→ **Goal of the exercise**
Output all entries verbatim. Skip pictures.

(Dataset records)
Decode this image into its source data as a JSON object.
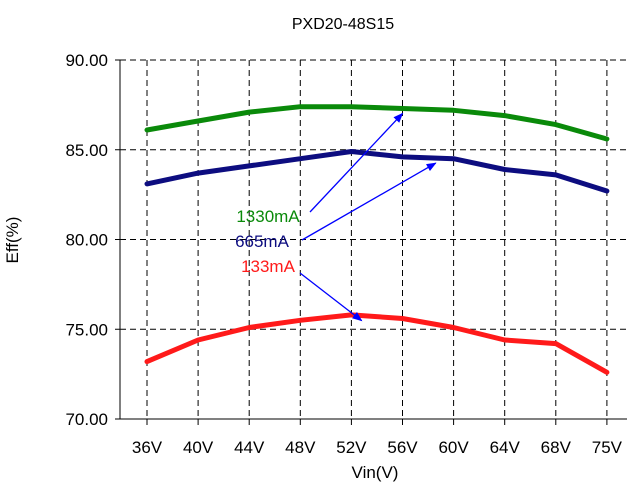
{
  "chart_data": {
    "type": "line",
    "title": "PXD20-48S15",
    "xlabel": "Vin(V)",
    "ylabel": "Eff(%)",
    "categories": [
      "36V",
      "40V",
      "44V",
      "48V",
      "52V",
      "56V",
      "60V",
      "64V",
      "68V",
      "75V"
    ],
    "ylim": [
      70,
      90
    ],
    "yticks": [
      "70.00",
      "75.00",
      "80.00",
      "85.00",
      "90.00"
    ],
    "ytick_values": [
      70,
      75,
      80,
      85,
      90
    ],
    "grid": true,
    "series": [
      {
        "name": "1330mA",
        "color": "#0a8a0a",
        "values": [
          86.1,
          86.6,
          87.1,
          87.4,
          87.4,
          87.3,
          87.2,
          86.9,
          86.4,
          85.6
        ]
      },
      {
        "name": "665mA",
        "color": "#0d0d80",
        "values": [
          83.1,
          83.7,
          84.1,
          84.5,
          84.9,
          84.6,
          84.5,
          83.9,
          83.6,
          82.7
        ]
      },
      {
        "name": "133mA",
        "color": "#ff1a1a",
        "values": [
          73.2,
          74.4,
          75.1,
          75.5,
          75.8,
          75.6,
          75.1,
          74.4,
          74.2,
          72.6
        ]
      }
    ],
    "annotations": [
      {
        "text": "1330mA",
        "series": 0,
        "arrow_to_category": "56V",
        "color": "#0a8a0a"
      },
      {
        "text": "665mA",
        "series": 1,
        "arrow_to_category": "58V",
        "color": "#0d0d80"
      },
      {
        "text": "133mA",
        "series": 2,
        "arrow_to_category": "52V",
        "color": "#ff1a1a"
      }
    ],
    "arrow_color": "#0000ff"
  }
}
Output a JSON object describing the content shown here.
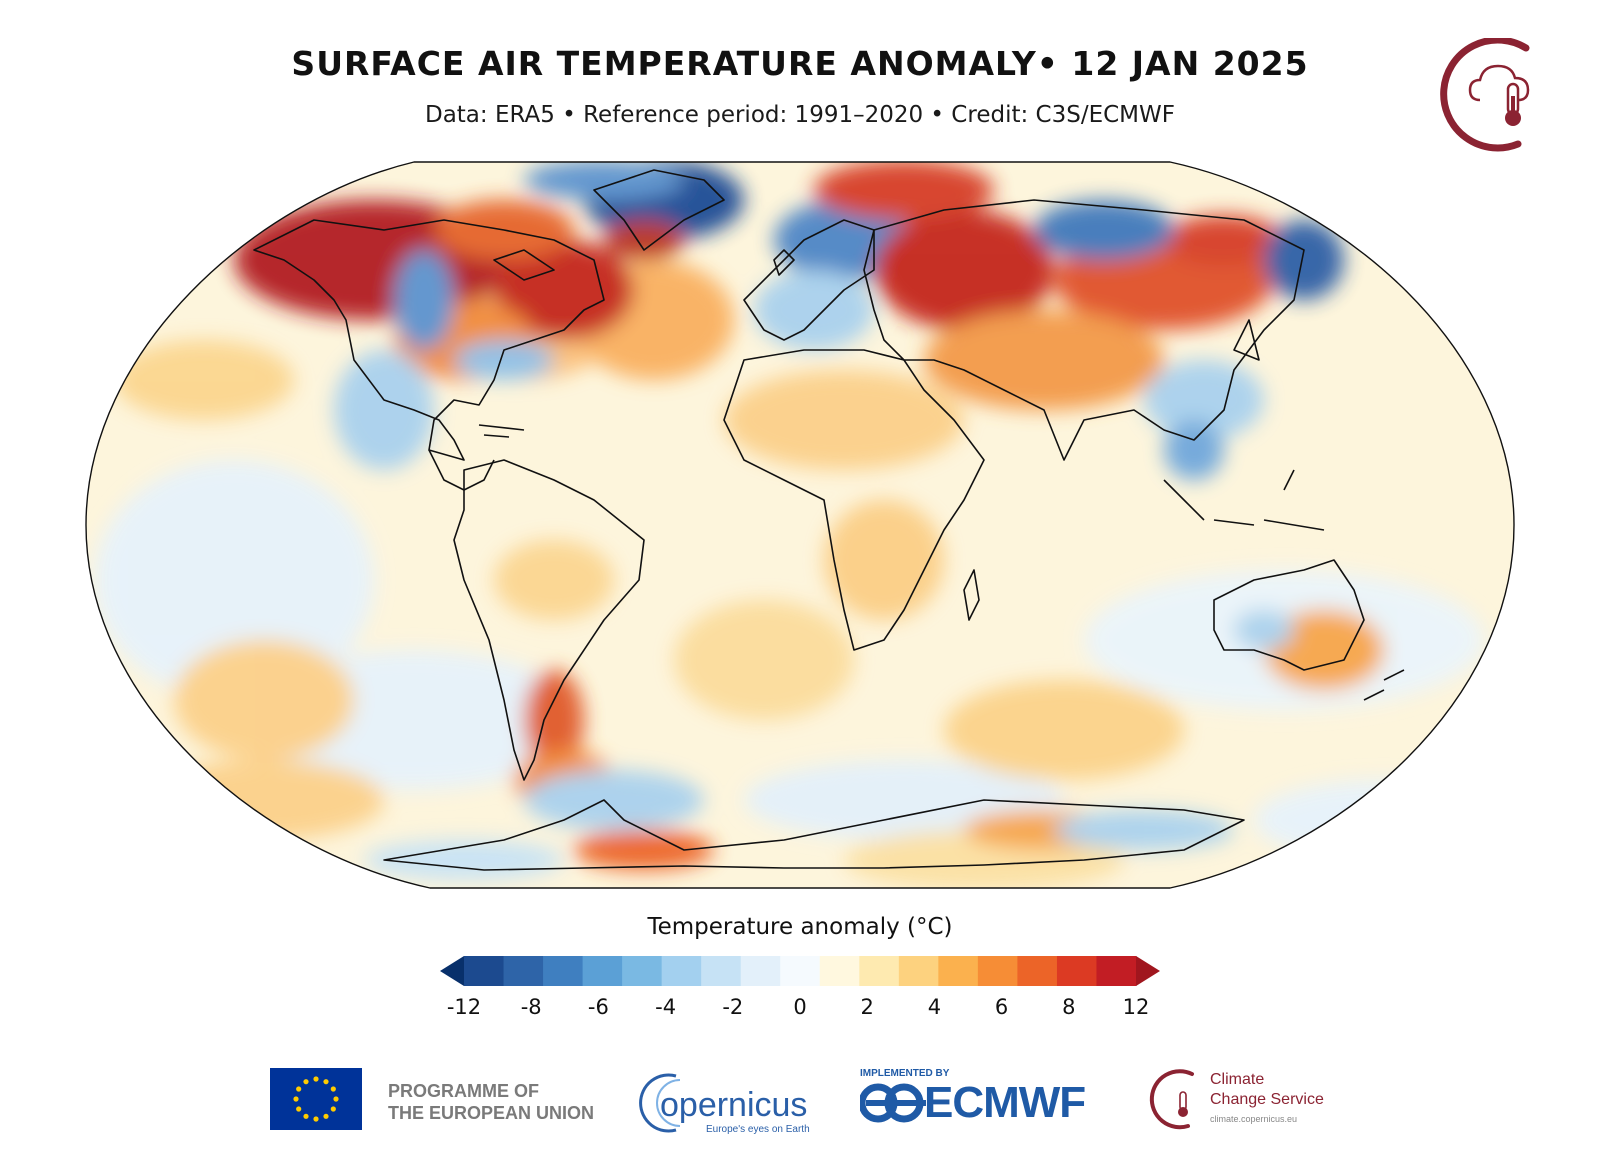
{
  "header": {
    "title": "SURFACE AIR TEMPERATURE ANOMALY• 12 JAN 2025",
    "subtitle": "Data: ERA5 • Reference period: 1991–2020 • Credit: C3S/ECMWF"
  },
  "colorbar": {
    "title": "Temperature anomaly (°C)",
    "ticks": [
      "-12",
      "-8",
      "-6",
      "-4",
      "-2",
      "0",
      "2",
      "4",
      "6",
      "8",
      "12"
    ],
    "colors": [
      "#08306b",
      "#1c4a8f",
      "#2e64a8",
      "#3f7fc0",
      "#5ba0d6",
      "#7ab9e3",
      "#a3d0ef",
      "#c6e2f5",
      "#e3f0fa",
      "#f5fafe",
      "#fff8df",
      "#feeab0",
      "#fdd27f",
      "#fbb14e",
      "#f68d36",
      "#ec6428",
      "#dc3a23",
      "#c21d24",
      "#a0161e"
    ]
  },
  "map": {
    "projection": "Robinson",
    "icon": "world-map-icon"
  },
  "footer": {
    "eu_text": "PROGRAMME OF\nTHE EUROPEAN UNION",
    "copernicus": "opernicus",
    "copernicus_tagline": "Europe's eyes on Earth",
    "ecmwf_implemented": "IMPLEMENTED BY",
    "ecmwf": "ECMWF",
    "c3s_name": "Climate\nChange Service",
    "c3s_url": "climate.copernicus.eu"
  },
  "colors": {
    "c3s_brand": "#8b2332",
    "ecmwf_blue": "#1f5aa6",
    "eu_blue": "#003399",
    "eu_gold": "#ffcc00"
  }
}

→ **Answer to this task**
Decode this image into its source data as a JSON object.
{
  "chart_data": {
    "type": "line",
    "title": "PXD20-48S15",
    "xlabel": "Vin(V)",
    "ylabel": "Eff(%)",
    "categories": [
      "36V",
      "40V",
      "44V",
      "48V",
      "52V",
      "56V",
      "60V",
      "64V",
      "68V",
      "75V"
    ],
    "ylim": [
      70,
      90
    ],
    "yticks": [
      "70.00",
      "75.00",
      "80.00",
      "85.00",
      "90.00"
    ],
    "ytick_values": [
      70,
      75,
      80,
      85,
      90
    ],
    "grid": true,
    "series": [
      {
        "name": "1330mA",
        "color": "#0a8a0a",
        "values": [
          86.1,
          86.6,
          87.1,
          87.4,
          87.4,
          87.3,
          87.2,
          86.9,
          86.4,
          85.6
        ]
      },
      {
        "name": "665mA",
        "color": "#0d0d80",
        "values": [
          83.1,
          83.7,
          84.1,
          84.5,
          84.9,
          84.6,
          84.5,
          83.9,
          83.6,
          82.7
        ]
      },
      {
        "name": "133mA",
        "color": "#ff1a1a",
        "values": [
          73.2,
          74.4,
          75.1,
          75.5,
          75.8,
          75.6,
          75.1,
          74.4,
          74.2,
          72.6
        ]
      }
    ],
    "annotations": [
      {
        "text": "1330mA",
        "series": 0,
        "arrow_to_category": "56V",
        "color": "#0a8a0a"
      },
      {
        "text": "665mA",
        "series": 1,
        "arrow_to_category": "58V",
        "color": "#0d0d80"
      },
      {
        "text": "133mA",
        "series": 2,
        "arrow_to_category": "52V",
        "color": "#ff1a1a"
      }
    ],
    "arrow_color": "#0000ff"
  }
}
Output a JSON object describing the content shown here.
{
  "header": {
    "title": "SURFACE AIR TEMPERATURE ANOMALY• 12 JAN 2025",
    "subtitle": "Data: ERA5 • Reference period: 1991–2020 • Credit: C3S/ECMWF"
  },
  "colorbar": {
    "title": "Temperature anomaly (°C)",
    "ticks": [
      "-12",
      "-8",
      "-6",
      "-4",
      "-2",
      "0",
      "2",
      "4",
      "6",
      "8",
      "12"
    ],
    "colors": [
      "#08306b",
      "#1c4a8f",
      "#2e64a8",
      "#3f7fc0",
      "#5ba0d6",
      "#7ab9e3",
      "#a3d0ef",
      "#c6e2f5",
      "#e3f0fa",
      "#f5fafe",
      "#fff8df",
      "#feeab0",
      "#fdd27f",
      "#fbb14e",
      "#f68d36",
      "#ec6428",
      "#dc3a23",
      "#c21d24",
      "#a0161e"
    ]
  },
  "map": {
    "projection": "Robinson",
    "icon": "world-map-icon"
  },
  "footer": {
    "eu_text": "PROGRAMME OF\nTHE EUROPEAN UNION",
    "copernicus": "opernicus",
    "copernicus_tagline": "Europe's eyes on Earth",
    "ecmwf_implemented": "IMPLEMENTED BY",
    "ecmwf": "ECMWF",
    "c3s_name": "Climate\nChange Service",
    "c3s_url": "climate.copernicus.eu"
  },
  "colors": {
    "c3s_brand": "#8b2332",
    "ecmwf_blue": "#1f5aa6",
    "eu_blue": "#003399",
    "eu_gold": "#ffcc00"
  }
}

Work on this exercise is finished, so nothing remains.